TASK DIRECTIONS
From the listing below, pull out the lines that hold "diamond".

Dataset records
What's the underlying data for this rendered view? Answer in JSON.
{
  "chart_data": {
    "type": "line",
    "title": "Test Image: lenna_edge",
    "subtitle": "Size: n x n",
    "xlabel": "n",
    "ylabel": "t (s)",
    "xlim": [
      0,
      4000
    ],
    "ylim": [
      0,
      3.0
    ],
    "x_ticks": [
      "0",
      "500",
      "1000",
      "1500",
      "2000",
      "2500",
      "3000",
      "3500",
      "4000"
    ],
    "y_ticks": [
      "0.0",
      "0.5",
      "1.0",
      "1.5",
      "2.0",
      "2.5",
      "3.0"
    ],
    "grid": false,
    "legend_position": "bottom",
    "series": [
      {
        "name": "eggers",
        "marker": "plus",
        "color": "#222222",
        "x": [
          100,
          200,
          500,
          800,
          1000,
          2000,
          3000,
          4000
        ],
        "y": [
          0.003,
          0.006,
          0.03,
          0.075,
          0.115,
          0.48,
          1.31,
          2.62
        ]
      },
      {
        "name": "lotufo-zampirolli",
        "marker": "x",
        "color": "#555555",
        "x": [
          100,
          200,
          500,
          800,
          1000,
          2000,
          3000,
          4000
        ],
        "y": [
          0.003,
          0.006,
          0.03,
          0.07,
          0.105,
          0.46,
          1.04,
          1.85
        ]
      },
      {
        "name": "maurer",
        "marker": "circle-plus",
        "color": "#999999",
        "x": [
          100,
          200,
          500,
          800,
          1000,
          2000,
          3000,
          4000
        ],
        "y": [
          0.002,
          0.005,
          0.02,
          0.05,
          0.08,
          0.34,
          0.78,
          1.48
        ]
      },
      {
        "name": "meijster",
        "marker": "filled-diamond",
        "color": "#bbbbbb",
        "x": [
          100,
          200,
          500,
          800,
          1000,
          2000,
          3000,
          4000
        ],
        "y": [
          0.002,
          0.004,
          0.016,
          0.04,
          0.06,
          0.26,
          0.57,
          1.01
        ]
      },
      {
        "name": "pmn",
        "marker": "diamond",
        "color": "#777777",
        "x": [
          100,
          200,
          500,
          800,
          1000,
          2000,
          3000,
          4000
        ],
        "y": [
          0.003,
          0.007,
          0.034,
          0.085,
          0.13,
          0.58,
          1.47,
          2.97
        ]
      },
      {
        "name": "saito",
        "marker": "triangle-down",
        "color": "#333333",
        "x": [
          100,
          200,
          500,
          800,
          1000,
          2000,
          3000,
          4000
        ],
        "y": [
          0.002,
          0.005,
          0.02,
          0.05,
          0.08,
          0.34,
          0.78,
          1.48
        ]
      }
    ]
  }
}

WRITTEN SOLUTION
        "marker": "filled-diamond",
        "marker": "diamond",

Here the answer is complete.